Required task = Look through the records that follow. Copy every line containing the word "JSON".

Figure contents as structured data:
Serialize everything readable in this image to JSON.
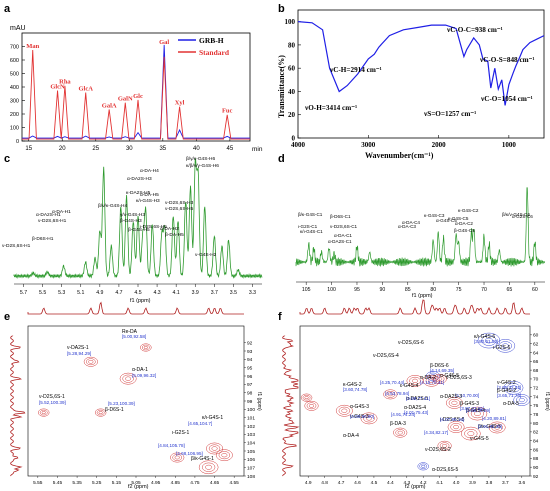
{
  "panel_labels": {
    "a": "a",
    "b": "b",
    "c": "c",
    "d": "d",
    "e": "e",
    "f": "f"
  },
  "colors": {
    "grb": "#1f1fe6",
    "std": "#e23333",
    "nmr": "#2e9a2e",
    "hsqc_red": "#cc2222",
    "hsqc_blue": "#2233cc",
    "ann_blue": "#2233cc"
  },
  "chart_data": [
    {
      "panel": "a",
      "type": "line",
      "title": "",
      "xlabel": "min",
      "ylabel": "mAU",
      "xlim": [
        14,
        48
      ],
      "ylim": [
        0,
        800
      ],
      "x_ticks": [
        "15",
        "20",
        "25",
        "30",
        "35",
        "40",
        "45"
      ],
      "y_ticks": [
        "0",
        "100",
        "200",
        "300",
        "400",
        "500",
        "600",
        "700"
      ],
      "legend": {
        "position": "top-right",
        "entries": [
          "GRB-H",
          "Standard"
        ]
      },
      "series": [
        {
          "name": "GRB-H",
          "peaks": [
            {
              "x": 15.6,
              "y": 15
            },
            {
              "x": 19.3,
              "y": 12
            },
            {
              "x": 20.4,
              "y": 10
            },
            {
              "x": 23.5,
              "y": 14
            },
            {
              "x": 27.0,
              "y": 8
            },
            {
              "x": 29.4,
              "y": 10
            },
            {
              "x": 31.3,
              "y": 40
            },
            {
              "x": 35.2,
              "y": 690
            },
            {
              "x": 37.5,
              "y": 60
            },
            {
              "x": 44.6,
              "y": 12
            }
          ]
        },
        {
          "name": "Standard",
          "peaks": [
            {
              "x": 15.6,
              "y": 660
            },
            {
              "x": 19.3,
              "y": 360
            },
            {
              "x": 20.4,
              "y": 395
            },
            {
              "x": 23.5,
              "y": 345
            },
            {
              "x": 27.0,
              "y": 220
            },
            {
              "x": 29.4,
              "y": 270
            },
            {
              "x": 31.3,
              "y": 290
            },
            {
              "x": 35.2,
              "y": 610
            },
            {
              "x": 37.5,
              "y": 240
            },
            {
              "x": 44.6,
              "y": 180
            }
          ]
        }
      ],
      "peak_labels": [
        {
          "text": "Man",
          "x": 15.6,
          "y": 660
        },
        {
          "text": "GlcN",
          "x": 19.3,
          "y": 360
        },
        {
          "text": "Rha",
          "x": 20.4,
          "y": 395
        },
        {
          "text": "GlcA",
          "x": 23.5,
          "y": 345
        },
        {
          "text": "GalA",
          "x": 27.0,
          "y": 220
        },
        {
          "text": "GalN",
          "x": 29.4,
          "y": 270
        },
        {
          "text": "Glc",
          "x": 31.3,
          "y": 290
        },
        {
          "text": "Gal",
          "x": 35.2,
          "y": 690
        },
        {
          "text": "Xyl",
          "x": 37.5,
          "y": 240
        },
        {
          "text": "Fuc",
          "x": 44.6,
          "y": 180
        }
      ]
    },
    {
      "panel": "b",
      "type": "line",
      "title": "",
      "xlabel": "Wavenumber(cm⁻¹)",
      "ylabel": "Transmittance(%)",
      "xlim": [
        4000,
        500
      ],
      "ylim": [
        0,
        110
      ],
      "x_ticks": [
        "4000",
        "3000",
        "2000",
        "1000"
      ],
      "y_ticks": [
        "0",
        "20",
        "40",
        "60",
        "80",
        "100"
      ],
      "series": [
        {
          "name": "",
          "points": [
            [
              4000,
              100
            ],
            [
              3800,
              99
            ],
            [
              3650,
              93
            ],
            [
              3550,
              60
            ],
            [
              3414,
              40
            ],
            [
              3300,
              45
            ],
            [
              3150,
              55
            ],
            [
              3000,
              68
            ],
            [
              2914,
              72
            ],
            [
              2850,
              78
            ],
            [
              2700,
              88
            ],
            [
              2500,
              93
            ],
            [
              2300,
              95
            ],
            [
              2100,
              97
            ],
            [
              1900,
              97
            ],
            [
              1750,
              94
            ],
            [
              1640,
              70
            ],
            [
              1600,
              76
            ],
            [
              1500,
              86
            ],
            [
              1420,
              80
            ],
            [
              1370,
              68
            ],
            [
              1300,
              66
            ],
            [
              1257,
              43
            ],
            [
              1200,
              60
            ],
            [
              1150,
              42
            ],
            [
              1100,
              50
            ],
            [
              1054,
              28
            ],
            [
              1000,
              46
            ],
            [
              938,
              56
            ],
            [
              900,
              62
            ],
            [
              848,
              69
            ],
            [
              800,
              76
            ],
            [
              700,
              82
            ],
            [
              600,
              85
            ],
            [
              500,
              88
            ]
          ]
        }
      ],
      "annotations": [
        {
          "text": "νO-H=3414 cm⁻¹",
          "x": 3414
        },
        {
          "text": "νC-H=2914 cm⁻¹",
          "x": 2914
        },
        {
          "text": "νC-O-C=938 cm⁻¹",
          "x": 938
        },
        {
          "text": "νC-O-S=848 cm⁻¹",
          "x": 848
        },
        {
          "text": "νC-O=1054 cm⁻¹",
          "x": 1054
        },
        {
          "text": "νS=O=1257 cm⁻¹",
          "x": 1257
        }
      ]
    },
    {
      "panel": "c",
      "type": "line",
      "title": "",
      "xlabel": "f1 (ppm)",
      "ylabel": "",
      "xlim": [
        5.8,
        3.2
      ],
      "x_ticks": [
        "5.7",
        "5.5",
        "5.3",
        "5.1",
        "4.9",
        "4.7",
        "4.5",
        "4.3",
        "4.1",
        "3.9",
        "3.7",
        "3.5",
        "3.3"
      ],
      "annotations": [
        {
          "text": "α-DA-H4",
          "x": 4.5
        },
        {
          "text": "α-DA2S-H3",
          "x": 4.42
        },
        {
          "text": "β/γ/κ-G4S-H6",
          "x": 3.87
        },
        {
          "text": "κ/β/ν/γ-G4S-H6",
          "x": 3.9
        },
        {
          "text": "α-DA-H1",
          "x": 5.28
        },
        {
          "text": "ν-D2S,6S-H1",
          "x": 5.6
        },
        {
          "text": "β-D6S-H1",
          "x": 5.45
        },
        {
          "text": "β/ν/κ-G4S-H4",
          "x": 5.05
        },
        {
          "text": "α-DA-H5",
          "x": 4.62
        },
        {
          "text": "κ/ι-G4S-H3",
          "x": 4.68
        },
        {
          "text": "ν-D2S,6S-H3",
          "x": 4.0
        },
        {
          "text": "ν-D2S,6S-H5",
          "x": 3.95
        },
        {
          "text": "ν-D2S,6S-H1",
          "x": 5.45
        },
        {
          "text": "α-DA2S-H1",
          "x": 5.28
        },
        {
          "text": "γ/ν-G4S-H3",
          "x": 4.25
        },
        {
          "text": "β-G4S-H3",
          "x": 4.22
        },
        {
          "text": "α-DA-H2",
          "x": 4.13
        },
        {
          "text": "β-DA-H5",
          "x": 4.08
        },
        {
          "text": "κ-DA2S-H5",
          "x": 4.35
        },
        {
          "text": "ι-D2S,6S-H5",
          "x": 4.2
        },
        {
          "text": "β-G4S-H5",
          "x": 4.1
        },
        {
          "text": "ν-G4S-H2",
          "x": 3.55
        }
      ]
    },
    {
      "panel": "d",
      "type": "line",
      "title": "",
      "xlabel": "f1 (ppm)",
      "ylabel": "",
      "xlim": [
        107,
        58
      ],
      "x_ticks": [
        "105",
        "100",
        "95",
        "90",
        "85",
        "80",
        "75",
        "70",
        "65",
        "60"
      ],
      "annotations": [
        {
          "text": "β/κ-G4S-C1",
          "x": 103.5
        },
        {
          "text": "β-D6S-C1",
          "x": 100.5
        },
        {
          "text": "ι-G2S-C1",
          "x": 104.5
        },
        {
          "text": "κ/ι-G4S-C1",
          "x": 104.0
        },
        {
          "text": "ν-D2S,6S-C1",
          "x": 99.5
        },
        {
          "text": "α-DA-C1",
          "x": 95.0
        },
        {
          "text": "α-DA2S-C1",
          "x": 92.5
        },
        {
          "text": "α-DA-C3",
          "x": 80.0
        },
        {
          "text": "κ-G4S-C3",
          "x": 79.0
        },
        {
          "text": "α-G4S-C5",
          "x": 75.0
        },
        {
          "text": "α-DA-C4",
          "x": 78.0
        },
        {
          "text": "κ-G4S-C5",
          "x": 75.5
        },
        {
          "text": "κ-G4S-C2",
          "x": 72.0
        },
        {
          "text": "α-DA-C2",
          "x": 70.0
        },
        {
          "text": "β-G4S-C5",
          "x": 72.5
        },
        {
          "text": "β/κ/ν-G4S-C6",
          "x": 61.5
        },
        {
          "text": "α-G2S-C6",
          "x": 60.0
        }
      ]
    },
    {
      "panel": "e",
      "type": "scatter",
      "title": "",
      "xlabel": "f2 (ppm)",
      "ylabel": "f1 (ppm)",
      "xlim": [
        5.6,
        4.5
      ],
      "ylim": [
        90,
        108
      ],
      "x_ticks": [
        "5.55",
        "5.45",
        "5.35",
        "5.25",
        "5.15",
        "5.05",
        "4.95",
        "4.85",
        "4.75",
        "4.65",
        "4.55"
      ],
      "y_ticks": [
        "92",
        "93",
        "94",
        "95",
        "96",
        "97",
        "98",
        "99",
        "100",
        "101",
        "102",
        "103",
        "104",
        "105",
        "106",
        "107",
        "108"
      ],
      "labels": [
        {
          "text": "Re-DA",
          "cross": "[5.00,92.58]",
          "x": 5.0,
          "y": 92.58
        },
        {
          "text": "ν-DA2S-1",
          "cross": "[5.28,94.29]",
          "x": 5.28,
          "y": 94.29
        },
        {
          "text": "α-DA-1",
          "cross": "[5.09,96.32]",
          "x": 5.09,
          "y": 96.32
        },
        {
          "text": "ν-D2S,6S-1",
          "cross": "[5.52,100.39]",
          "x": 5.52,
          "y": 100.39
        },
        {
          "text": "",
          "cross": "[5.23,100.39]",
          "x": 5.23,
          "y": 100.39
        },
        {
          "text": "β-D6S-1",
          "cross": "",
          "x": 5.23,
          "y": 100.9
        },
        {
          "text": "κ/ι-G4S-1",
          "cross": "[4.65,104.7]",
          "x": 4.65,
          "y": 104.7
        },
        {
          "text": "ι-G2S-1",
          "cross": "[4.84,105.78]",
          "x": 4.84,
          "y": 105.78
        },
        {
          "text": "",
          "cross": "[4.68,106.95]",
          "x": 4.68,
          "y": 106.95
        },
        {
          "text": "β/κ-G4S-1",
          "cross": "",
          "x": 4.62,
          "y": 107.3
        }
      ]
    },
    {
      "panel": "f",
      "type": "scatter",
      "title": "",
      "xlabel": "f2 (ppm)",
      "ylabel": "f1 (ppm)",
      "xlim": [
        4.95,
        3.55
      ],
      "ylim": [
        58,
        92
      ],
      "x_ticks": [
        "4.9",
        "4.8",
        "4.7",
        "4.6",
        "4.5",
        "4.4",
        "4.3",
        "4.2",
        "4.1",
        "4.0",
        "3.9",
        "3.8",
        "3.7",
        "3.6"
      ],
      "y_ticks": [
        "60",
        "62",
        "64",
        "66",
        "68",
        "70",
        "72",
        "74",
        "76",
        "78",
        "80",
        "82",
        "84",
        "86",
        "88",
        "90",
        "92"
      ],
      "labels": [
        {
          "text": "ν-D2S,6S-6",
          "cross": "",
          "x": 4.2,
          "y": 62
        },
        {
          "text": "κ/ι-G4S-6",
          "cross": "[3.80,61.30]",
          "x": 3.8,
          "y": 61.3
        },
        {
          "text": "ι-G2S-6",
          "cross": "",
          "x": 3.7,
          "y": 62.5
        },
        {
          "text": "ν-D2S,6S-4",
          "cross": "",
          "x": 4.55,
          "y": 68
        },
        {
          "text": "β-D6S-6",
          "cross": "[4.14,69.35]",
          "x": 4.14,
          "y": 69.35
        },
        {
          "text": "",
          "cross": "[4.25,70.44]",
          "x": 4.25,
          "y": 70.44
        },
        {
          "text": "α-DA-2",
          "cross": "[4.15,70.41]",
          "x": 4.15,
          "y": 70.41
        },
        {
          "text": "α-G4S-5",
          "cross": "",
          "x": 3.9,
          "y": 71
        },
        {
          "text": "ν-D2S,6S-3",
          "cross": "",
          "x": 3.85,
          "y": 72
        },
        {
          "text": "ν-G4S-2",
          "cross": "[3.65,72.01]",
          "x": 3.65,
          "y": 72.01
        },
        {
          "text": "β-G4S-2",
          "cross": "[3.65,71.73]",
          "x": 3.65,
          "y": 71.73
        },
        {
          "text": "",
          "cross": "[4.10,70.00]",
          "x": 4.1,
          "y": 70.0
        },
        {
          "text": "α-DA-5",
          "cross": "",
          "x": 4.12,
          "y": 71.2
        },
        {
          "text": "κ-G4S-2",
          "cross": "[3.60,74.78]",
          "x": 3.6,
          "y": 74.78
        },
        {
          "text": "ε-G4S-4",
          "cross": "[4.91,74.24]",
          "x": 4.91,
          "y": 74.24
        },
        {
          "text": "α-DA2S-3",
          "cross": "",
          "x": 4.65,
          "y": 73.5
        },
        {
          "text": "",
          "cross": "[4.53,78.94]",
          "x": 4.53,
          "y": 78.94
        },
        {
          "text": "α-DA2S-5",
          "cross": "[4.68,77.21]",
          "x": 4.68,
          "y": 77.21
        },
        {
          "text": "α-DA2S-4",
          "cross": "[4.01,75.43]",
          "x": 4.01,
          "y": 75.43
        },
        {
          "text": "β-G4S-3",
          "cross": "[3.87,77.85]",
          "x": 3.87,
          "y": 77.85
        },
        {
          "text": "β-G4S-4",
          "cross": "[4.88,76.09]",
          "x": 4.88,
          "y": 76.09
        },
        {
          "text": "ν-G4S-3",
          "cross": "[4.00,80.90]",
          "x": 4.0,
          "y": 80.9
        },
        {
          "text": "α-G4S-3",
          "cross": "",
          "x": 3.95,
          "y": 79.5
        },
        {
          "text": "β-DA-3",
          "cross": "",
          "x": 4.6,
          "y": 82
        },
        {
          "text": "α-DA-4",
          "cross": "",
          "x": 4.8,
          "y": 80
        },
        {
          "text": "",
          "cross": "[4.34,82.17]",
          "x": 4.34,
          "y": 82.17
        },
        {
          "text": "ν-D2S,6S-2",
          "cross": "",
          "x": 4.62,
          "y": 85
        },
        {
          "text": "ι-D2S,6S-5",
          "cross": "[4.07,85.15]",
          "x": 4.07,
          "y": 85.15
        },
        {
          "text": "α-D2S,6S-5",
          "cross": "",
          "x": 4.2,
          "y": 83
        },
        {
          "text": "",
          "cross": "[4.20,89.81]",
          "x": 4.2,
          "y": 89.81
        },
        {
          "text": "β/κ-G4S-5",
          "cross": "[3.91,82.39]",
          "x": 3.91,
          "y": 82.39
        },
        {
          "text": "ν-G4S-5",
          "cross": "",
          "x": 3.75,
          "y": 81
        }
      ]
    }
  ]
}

==

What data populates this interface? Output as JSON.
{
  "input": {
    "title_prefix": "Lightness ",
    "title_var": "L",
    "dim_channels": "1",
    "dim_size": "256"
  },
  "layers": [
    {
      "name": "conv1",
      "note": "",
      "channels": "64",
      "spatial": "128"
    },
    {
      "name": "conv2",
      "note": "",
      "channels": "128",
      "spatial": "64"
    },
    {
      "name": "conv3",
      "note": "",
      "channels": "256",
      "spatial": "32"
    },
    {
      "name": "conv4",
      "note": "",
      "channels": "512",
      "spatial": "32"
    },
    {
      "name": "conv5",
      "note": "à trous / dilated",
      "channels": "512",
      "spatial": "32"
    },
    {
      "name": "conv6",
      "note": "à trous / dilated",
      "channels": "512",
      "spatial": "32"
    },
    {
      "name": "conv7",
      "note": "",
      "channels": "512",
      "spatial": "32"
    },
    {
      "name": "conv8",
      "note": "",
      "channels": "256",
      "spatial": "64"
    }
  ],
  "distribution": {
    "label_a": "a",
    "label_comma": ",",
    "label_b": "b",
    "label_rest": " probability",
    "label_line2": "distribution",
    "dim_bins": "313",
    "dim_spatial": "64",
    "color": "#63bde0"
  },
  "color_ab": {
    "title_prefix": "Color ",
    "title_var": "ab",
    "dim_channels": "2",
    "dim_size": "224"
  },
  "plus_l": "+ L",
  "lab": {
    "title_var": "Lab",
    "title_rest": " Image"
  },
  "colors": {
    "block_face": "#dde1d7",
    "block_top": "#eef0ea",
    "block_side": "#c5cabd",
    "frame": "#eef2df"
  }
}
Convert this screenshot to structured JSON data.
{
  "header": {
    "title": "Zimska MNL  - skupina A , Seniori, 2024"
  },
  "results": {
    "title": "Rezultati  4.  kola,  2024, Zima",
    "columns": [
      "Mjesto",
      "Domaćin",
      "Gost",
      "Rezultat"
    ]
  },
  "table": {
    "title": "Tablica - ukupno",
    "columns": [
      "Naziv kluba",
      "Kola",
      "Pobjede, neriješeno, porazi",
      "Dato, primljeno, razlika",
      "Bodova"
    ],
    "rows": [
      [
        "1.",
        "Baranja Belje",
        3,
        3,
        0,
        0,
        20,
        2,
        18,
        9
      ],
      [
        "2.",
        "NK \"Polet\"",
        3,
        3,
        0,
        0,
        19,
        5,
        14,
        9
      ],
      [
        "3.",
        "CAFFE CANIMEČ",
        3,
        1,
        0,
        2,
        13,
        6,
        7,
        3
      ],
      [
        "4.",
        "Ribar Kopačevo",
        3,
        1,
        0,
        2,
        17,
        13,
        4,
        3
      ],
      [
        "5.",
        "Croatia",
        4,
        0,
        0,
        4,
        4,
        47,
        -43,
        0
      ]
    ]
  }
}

Solution for this problem =
Serialize everything readable in this image to JSON.
What data populates this interface? Output as JSON.
Convert this screenshot to structured JSON data.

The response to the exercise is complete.